─── Data records ───

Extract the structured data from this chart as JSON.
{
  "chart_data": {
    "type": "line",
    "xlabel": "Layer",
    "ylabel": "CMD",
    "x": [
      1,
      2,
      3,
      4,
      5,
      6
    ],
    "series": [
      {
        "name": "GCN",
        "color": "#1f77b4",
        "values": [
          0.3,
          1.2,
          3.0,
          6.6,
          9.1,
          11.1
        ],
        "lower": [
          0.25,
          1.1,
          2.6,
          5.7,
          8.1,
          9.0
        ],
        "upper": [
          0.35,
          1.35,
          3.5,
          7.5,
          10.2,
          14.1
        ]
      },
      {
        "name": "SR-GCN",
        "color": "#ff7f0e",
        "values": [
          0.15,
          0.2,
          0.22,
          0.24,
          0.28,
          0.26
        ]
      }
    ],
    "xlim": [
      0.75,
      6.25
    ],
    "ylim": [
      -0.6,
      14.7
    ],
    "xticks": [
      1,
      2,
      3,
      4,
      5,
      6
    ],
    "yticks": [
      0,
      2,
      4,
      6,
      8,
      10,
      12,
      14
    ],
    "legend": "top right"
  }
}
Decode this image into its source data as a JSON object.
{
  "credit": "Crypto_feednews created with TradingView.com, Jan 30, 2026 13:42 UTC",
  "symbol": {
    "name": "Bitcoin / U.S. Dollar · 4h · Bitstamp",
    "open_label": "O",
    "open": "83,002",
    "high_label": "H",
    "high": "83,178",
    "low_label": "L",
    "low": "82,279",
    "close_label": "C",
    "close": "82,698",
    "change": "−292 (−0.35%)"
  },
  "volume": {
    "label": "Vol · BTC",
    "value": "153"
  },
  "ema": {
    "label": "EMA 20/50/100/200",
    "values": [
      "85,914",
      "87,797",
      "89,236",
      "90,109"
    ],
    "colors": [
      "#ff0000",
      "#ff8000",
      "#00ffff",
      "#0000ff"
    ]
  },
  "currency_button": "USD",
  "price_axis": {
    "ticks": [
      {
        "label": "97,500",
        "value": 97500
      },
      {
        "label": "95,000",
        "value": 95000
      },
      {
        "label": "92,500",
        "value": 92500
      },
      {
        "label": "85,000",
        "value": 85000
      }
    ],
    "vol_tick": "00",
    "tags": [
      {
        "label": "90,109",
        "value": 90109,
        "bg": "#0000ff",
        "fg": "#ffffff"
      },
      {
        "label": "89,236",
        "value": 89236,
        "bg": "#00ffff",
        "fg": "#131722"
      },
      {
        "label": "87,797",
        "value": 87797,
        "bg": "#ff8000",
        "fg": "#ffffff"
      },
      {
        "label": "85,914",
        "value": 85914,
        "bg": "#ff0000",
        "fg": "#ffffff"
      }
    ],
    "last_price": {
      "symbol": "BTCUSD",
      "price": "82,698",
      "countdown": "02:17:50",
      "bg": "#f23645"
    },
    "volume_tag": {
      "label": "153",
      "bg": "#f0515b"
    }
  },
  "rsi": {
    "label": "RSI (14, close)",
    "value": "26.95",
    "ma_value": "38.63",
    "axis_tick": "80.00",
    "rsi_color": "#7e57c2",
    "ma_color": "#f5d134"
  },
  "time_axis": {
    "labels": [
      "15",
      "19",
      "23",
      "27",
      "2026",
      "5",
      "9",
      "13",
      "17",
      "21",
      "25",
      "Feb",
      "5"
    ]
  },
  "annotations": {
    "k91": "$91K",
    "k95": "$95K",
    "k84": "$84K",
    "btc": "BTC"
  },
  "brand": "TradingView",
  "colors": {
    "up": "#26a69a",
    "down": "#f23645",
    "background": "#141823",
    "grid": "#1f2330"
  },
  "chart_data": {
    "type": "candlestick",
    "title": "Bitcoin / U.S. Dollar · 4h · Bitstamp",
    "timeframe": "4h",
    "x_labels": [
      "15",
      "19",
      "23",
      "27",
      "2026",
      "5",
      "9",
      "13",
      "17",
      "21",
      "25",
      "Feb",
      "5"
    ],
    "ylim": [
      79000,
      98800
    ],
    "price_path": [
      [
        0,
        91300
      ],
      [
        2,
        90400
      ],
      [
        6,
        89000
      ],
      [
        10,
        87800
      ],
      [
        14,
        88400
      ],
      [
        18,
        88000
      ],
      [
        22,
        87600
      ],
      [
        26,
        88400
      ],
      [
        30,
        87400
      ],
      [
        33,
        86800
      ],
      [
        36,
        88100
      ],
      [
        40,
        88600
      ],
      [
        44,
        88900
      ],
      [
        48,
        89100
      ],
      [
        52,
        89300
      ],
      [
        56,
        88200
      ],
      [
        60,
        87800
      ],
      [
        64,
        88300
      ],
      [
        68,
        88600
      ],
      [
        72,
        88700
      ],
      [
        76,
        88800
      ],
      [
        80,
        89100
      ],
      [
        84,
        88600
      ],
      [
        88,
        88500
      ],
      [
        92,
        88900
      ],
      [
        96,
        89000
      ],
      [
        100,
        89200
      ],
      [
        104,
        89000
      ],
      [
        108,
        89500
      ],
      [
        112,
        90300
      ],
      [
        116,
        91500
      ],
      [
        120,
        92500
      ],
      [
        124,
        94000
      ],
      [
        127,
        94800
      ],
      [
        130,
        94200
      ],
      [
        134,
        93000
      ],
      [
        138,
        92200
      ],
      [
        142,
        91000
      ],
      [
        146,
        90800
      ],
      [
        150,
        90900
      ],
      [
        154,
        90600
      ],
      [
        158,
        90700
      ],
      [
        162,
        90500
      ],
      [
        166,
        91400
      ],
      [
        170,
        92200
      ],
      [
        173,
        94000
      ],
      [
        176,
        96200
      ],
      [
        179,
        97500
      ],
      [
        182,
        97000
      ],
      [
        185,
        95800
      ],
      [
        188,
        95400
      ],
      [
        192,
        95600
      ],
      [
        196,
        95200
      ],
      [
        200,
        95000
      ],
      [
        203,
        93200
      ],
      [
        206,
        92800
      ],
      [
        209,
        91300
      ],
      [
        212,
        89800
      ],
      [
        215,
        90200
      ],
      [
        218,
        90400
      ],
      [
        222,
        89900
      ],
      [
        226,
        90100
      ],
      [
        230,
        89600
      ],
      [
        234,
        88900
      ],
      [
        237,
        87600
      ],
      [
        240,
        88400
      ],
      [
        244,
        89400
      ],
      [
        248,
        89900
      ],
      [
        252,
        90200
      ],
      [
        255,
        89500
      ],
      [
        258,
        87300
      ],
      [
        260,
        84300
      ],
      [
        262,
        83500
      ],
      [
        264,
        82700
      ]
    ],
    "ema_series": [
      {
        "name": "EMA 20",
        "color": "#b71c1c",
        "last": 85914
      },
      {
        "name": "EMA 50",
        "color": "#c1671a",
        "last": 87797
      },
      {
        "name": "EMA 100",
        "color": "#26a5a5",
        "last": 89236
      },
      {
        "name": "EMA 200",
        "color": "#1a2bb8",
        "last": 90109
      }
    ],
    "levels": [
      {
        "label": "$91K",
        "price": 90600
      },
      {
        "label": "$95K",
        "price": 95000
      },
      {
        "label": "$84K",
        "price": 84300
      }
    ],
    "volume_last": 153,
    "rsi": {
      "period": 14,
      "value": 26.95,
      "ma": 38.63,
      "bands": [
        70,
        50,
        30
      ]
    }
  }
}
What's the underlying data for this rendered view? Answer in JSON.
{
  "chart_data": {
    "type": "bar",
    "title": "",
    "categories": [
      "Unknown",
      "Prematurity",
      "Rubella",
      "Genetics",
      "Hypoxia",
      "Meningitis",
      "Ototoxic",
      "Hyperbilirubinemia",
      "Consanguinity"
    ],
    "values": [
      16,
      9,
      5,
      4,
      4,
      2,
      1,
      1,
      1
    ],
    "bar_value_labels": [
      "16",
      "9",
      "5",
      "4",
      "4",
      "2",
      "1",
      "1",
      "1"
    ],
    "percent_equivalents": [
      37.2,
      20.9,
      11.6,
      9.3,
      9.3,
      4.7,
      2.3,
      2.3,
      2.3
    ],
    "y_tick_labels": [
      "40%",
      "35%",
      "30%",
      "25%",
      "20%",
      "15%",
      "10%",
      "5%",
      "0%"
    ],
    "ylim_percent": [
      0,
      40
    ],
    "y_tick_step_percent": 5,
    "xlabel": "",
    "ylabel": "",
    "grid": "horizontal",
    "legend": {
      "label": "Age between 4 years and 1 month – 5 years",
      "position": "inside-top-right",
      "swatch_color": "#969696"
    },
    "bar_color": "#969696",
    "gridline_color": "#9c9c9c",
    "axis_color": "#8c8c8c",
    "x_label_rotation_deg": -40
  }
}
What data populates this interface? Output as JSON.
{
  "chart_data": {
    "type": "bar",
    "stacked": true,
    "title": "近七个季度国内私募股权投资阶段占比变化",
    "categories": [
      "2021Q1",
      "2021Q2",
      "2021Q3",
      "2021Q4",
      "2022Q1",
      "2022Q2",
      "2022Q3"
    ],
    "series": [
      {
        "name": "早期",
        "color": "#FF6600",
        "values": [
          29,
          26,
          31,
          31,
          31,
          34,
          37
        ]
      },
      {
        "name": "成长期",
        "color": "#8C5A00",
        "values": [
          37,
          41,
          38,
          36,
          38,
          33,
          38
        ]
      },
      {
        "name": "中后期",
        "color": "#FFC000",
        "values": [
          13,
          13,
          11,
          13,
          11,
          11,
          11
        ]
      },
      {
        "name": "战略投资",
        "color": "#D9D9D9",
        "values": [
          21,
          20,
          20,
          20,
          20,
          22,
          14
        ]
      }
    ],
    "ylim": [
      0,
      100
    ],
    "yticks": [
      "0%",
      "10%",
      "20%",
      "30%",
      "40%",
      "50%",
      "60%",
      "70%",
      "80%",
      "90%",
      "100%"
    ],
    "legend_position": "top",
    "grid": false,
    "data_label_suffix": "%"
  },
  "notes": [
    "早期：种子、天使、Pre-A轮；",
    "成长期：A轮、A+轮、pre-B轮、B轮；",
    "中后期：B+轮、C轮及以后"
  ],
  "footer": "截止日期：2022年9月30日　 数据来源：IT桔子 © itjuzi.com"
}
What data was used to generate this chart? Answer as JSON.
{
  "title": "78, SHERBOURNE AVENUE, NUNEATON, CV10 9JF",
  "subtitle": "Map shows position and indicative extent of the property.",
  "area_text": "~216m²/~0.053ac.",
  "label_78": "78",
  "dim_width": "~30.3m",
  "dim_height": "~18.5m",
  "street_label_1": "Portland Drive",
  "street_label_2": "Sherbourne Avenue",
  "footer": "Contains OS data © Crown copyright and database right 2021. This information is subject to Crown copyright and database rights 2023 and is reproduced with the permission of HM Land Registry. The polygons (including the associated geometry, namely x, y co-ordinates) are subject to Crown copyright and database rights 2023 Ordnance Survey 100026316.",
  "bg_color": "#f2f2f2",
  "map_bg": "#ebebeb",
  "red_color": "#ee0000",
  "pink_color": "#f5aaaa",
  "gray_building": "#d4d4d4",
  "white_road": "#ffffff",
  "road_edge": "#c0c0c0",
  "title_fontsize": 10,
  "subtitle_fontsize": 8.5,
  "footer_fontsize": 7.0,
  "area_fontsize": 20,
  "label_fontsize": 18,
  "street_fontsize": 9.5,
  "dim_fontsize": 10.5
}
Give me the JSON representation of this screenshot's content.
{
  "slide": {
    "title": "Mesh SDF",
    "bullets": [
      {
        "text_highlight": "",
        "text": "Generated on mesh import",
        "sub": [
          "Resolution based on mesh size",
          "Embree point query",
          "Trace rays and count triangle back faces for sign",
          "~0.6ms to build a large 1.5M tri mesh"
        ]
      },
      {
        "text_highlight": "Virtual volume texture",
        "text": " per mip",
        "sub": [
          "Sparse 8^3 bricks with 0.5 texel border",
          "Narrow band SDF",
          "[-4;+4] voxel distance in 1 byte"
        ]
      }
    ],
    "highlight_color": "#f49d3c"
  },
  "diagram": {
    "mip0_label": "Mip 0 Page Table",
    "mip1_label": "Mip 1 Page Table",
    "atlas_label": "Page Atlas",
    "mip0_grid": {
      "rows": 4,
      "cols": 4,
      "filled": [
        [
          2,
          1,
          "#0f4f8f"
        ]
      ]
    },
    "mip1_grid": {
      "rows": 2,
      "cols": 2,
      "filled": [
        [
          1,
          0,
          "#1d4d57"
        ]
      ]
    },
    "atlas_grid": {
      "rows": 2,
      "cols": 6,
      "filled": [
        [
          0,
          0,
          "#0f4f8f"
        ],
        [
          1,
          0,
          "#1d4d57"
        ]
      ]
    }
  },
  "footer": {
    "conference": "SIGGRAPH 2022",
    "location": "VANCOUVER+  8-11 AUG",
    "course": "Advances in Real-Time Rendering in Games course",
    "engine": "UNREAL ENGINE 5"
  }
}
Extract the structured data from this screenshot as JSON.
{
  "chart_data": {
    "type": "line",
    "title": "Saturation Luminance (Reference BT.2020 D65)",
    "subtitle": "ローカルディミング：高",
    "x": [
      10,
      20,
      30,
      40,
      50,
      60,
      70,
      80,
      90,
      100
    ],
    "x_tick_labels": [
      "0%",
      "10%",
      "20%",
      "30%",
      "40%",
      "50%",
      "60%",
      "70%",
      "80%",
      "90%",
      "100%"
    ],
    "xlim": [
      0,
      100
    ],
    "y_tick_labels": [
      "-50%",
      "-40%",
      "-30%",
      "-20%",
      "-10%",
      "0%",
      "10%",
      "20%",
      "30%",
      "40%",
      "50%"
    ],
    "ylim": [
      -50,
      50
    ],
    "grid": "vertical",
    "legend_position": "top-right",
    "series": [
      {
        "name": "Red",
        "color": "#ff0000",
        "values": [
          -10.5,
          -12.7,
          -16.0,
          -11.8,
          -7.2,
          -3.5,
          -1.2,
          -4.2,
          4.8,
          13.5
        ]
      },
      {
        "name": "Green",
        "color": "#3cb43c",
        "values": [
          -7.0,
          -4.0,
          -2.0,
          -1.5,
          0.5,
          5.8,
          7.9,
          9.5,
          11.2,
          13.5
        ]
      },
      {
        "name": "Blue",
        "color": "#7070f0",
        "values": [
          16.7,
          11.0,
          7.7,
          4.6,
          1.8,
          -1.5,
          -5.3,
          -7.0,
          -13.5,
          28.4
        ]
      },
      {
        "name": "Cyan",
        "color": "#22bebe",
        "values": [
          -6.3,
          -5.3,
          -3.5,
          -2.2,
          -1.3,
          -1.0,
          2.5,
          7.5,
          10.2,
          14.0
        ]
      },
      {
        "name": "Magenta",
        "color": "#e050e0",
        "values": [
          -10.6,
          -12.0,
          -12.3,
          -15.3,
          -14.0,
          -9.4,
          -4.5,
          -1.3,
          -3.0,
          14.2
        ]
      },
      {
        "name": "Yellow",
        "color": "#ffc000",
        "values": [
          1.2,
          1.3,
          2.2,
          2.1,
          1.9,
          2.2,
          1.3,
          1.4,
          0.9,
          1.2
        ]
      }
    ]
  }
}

───

## [Exercise brief]
In the entries above, find every line with the word "Table" and list it.

## [Correct output]
    "mip0_label": "Mip 0 Page Table",
    "mip1_label": "Mip 1 Page Table",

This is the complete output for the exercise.